## [Extrahierter Text]

>>>

# Windows 10 DirectX neu Installieren



## ozhan (7. Januar 2018)

Hi,

Ich habe meinen Rechner vor einigen wochen komplett neu aufgesetzt wegen Bluescreen problemen, nun funktionierte wieder alles super, bis heute!

Ich hab ein altes Spiel instelliert, das ich noch zu ende Zocken wollte. 
Nun hat er bei der Installation gefragt ob er Directx installieren soll, es würde die Aktuelle Directx prüfen und wenn notwendig neue komponenten instllieren. Da ich die neueste Version habe, hätte das Programm nichts installieren sollen.

Nun habe ich aber ok und weiter gedrückt und irgendwas ist passiert. Den als ich nach dem beenden der Installation das Spiel startete kam wieder das alte Problem mit dem Bluescreen. Ich wollte Systemwiederherstellung nutzten, doch leider ist kein Punkt erstellt worden auf das ich zurück setzten kann.

Was kann ich den nun machen?


----------



## wuselsurfer (7. Januar 2018)

Also bei der Masse von Informationen traut man sich gar nicht zu helfen.

Wie heißen denn die Teile des PCs und um welches Spiel handelt es sich?


----------



## ozhan (7. Januar 2018)

<<<

## [Aufgabenstellung 1]
Schreib den Forenthread über DirectX unter Windows 10 vollständig und ohne Änderung ab.

## [Bereitgestelltes Material]
>>>

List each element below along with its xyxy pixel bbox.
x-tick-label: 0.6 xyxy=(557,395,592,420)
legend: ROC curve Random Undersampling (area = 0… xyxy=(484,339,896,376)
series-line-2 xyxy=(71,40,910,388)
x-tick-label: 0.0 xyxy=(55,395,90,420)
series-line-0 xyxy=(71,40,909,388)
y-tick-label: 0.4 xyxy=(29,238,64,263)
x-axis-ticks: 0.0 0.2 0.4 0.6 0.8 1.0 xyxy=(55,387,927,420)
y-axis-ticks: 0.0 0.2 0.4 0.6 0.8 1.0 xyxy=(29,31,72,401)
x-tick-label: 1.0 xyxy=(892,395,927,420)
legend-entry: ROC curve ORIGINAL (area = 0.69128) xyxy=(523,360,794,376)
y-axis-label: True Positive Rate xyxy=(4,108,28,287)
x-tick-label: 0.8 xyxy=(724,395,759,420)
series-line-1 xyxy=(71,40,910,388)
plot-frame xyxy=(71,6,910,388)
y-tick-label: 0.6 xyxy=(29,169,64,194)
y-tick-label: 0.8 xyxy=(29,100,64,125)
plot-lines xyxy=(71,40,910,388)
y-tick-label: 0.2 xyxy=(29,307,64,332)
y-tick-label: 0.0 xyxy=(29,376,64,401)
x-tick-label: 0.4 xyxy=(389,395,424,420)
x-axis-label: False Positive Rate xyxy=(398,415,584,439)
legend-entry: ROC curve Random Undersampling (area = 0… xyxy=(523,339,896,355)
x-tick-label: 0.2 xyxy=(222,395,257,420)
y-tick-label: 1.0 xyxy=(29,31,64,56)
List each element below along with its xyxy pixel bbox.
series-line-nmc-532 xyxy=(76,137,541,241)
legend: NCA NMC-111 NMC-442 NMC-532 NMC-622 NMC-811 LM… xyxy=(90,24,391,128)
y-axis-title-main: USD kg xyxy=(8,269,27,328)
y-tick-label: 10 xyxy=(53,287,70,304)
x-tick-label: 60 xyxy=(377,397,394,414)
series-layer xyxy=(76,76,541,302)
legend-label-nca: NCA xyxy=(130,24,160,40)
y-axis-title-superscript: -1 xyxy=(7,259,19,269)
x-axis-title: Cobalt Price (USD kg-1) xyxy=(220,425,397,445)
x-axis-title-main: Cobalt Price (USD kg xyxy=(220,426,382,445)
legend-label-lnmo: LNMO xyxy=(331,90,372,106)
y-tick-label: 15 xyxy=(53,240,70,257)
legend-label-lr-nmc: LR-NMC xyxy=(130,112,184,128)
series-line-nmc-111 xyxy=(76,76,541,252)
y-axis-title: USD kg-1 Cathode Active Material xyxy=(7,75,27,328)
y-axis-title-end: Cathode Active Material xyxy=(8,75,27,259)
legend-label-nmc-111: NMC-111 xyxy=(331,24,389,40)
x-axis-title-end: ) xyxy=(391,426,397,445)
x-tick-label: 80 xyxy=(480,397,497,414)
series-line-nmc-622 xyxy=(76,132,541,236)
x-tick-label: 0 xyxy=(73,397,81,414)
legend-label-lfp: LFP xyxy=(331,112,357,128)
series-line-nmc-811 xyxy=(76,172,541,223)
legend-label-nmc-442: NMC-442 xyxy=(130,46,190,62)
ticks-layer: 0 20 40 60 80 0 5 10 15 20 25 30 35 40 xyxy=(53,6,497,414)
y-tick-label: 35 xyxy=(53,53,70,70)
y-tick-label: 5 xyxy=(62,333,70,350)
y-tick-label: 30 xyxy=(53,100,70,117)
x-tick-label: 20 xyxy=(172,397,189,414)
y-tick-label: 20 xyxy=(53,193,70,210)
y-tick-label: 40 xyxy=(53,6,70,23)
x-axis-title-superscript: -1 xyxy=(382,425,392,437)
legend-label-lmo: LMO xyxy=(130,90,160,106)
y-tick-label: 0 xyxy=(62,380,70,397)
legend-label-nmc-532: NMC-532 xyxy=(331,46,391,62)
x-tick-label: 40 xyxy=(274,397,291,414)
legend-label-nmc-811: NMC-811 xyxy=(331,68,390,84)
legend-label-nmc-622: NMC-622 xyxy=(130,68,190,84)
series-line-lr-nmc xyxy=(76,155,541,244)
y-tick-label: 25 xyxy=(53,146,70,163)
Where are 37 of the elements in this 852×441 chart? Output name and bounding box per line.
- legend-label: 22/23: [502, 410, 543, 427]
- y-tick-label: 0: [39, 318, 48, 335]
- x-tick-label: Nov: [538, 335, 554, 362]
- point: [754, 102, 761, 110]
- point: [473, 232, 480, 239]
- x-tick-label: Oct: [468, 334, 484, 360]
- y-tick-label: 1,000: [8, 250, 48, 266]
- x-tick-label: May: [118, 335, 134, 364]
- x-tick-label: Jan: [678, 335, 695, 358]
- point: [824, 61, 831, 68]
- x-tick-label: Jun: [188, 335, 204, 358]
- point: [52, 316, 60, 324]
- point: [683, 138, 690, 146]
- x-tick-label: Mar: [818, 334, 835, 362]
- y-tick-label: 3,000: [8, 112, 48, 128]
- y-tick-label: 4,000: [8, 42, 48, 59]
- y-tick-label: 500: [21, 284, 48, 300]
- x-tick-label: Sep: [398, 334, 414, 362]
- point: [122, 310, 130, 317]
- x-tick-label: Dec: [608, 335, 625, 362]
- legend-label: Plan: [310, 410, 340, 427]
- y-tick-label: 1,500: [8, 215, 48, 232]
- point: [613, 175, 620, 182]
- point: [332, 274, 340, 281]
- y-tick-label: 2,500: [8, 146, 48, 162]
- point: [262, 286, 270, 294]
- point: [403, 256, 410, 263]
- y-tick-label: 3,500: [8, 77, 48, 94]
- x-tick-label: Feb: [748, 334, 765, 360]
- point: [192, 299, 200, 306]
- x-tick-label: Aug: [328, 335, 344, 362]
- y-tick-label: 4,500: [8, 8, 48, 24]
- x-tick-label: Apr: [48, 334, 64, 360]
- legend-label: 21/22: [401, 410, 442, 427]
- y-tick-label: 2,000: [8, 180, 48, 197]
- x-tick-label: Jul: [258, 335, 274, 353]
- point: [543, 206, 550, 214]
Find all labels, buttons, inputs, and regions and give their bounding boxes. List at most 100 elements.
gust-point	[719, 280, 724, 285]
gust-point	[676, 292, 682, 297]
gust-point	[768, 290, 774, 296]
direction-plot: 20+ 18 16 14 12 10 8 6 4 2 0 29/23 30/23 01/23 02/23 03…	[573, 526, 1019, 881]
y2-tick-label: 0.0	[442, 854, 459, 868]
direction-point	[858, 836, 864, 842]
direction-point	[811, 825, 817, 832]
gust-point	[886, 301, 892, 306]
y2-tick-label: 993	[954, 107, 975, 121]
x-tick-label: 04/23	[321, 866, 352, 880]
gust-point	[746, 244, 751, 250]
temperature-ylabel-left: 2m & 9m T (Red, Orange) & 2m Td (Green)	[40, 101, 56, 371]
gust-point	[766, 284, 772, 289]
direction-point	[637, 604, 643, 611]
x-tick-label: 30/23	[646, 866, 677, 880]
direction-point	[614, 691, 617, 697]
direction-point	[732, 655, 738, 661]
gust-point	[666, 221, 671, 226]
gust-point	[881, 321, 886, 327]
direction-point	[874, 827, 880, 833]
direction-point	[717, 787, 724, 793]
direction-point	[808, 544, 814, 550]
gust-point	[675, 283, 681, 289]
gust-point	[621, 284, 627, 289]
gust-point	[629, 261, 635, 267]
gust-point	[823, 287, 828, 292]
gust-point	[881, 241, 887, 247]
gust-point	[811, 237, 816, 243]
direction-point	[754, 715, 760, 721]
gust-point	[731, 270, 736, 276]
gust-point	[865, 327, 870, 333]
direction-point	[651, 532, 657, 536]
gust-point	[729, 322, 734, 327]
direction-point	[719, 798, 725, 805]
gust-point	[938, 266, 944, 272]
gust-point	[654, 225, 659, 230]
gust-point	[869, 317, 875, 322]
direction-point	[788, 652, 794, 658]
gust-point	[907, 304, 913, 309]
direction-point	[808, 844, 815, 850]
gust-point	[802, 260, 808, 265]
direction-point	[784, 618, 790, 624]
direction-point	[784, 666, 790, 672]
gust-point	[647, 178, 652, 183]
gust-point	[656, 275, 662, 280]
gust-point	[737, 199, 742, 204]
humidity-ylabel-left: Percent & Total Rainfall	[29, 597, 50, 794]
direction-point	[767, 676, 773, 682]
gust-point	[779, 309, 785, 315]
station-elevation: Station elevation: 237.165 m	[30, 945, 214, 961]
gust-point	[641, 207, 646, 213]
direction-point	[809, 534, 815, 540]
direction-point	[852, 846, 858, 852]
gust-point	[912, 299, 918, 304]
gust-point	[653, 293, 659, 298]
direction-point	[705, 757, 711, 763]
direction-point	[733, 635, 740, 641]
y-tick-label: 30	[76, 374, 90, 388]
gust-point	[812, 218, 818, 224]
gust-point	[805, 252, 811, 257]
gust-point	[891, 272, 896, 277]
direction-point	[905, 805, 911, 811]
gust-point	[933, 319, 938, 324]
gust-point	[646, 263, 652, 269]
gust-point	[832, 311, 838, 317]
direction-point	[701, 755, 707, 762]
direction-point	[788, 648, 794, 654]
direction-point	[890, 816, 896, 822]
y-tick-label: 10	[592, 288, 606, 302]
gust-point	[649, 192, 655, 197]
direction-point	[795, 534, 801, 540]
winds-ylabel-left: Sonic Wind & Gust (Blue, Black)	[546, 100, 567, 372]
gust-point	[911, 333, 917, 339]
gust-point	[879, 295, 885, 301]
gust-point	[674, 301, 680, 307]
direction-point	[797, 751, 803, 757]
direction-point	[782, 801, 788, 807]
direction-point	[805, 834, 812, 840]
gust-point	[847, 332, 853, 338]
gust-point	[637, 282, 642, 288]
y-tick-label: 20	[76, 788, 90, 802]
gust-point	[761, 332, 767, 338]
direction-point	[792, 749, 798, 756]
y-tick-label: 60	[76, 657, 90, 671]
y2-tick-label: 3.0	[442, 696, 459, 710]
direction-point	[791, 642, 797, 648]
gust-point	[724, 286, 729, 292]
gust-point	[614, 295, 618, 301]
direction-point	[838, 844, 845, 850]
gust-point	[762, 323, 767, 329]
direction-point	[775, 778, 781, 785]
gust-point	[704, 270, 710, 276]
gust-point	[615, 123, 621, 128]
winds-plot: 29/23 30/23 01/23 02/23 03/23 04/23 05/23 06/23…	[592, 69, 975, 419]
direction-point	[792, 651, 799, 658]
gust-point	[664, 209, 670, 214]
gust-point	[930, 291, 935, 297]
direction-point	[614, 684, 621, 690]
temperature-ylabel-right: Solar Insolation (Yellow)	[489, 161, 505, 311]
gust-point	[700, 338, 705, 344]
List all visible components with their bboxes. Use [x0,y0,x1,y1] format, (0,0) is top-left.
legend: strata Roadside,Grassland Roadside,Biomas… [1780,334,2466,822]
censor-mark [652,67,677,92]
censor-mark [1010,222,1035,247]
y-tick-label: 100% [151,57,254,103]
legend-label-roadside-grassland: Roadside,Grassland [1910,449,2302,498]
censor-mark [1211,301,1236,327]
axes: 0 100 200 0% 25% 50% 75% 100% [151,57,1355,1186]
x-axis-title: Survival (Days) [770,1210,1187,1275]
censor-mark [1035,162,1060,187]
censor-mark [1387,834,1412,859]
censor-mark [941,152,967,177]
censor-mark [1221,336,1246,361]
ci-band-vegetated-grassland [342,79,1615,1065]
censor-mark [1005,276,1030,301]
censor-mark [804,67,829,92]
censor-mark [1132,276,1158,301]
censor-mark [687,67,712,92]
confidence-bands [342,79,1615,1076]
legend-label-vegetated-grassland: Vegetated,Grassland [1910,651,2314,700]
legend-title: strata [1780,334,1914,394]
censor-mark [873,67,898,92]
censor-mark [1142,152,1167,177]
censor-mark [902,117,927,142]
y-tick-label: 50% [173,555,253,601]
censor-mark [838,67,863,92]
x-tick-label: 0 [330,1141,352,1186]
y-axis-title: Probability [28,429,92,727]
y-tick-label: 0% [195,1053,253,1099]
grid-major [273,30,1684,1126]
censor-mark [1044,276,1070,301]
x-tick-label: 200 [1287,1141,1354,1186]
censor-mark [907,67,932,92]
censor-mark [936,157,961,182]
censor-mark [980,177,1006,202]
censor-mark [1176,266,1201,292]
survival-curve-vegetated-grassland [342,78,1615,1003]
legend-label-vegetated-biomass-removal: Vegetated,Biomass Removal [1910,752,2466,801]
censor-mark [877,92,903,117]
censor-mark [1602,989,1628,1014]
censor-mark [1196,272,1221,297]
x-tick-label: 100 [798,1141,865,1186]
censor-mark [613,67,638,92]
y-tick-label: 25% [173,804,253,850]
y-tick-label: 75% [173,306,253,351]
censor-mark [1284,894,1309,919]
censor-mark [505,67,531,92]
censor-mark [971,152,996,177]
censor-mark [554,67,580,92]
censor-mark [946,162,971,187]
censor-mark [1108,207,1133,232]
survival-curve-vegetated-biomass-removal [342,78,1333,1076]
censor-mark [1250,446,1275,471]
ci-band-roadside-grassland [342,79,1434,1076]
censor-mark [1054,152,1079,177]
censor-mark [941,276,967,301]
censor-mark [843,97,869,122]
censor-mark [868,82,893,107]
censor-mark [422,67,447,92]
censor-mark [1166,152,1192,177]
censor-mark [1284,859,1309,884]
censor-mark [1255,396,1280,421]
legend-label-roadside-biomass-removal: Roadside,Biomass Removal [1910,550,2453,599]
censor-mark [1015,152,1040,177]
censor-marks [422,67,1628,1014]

<<<

## [Aufgabenstellung 2]
Gib aus den Einträgen nur die Zeilen als nummerierte Liste wieder, beginnend am Anfang der Einträge und endend mit der Zeile, die „x-tick-label: 0 xyxy=(73,397,81,414)“ enthält, beide eingeschlossen. Lass dabei Leerzeilen weg.

## [Ausgabe 1]
# Windows 10 DirectX neu Installieren



## ozhan (7. Januar 2018)

Hi,

Ich habe meinen Rechner vor einigen wochen komplett neu aufgesetzt wegen Bluescreen problemen, nun funktionierte wieder alles super, bis heute!

Ich hab ein altes Spiel instelliert, das ich noch zu ende Zocken wollte. 
Nun hat er bei der Installation gefragt ob er Directx installieren soll, es würde die Aktuelle Directx prüfen und wenn notwendig neue komponenten instllieren. Da ich die neueste Version habe, hätte das Programm nichts installieren sollen.

Nun habe ich aber ok und weiter gedrückt und irgendwas ist passiert. Den als ich nach dem beenden der Installation das Spiel startete kam wieder das alte Problem mit dem Bluescreen. Ich wollte Systemwiederherstellung nutzten, doch leider ist kein Punkt erstellt worden auf das ich zurück setzten kann.

Was kann ich den nun machen?


----------



## wuselsurfer (7. Januar 2018)

Also bei der Masse von Informationen traut man sich gar nicht zu helfen.

Wie heißen denn die Teile des PCs und um welches Spiel handelt es sich?


----------



## ozhan (7. Januar 2018)

## [Ausgabe 2]
1. List each element below along with its xyxy pixel bbox.
2. x-tick-label: 0.6 xyxy=(557,395,592,420)
3. legend: ROC curve Random Undersampling (area = 0… xyxy=(484,339,896,376)
4. series-line-2 xyxy=(71,40,910,388)
5. x-tick-label: 0.0 xyxy=(55,395,90,420)
6. series-line-0 xyxy=(71,40,909,388)
7. y-tick-label: 0.4 xyxy=(29,238,64,263)
8. x-axis-ticks: 0.0 0.2 0.4 0.6 0.8 1.0 xyxy=(55,387,927,420)
9. y-axis-ticks: 0.0 0.2 0.4 0.6 0.8 1.0 xyxy=(29,31,72,401)
10. x-tick-label: 1.0 xyxy=(892,395,927,420)
11. legend-entry: ROC curve ORIGINAL (area = 0.69128) xyxy=(523,360,794,376)
12. y-axis-label: True Positive Rate xyxy=(4,108,28,287)
13. x-tick-label: 0.8 xyxy=(724,395,759,420)
14. series-line-1 xyxy=(71,40,910,388)
15. plot-frame xyxy=(71,6,910,388)
16. y-tick-label: 0.6 xyxy=(29,169,64,194)
17. y-tick-label: 0.8 xyxy=(29,100,64,125)
18. plot-lines xyxy=(71,40,910,388)
19. y-tick-label: 0.2 xyxy=(29,307,64,332)
20. y-tick-label: 0.0 xyxy=(29,376,64,401)
21. x-tick-label: 0.4 xyxy=(389,395,424,420)
22. x-axis-label: False Positive Rate xyxy=(398,415,584,439)
23. legend-entry: ROC curve Random Undersampling (area = 0… xyxy=(523,339,896,355)
24. x-tick-label: 0.2 xyxy=(222,395,257,420)
25. y-tick-label: 1.0 xyxy=(29,31,64,56)
26. List each element below along with its xyxy pixel bbox.
27. series-line-nmc-532 xyxy=(76,137,541,241)
28. legend: NCA NMC-111 NMC-442 NMC-532 NMC-622 NMC-811 LM… xyxy=(90,24,391,128)
29. y-axis-title-main: USD kg xyxy=(8,269,27,328)
30. y-tick-label: 10 xyxy=(53,287,70,304)
31. x-tick-label: 60 xyxy=(377,397,394,414)
32. series-layer xyxy=(76,76,541,302)
33. legend-label-nca: NCA xyxy=(130,24,160,40)
34. y-axis-title-superscript: -1 xyxy=(7,259,19,269)
35. x-axis-title: Cobalt Price (USD kg-1) xyxy=(220,425,397,445)
36. x-axis-title-main: Cobalt Price (USD kg xyxy=(220,426,382,445)
37. legend-label-lnmo: LNMO xyxy=(331,90,372,106)
38. y-tick-label: 15 xyxy=(53,240,70,257)
39. legend-label-lr-nmc: LR-NMC xyxy=(130,112,184,128)
40. series-line-nmc-111 xyxy=(76,76,541,252)
41. y-axis-title: USD kg-1 Cathode Active Material xyxy=(7,75,27,328)
42. y-axis-title-end: Cathode Active Material xyxy=(8,75,27,259)
43. legend-label-nmc-111: NMC-111 xyxy=(331,24,389,40)
44. x-axis-title-end: ) xyxy=(391,426,397,445)
45. x-tick-label: 80 xyxy=(480,397,497,414)
46. series-line-nmc-622 xyxy=(76,132,541,236)
47. x-tick-label: 0 xyxy=(73,397,81,414)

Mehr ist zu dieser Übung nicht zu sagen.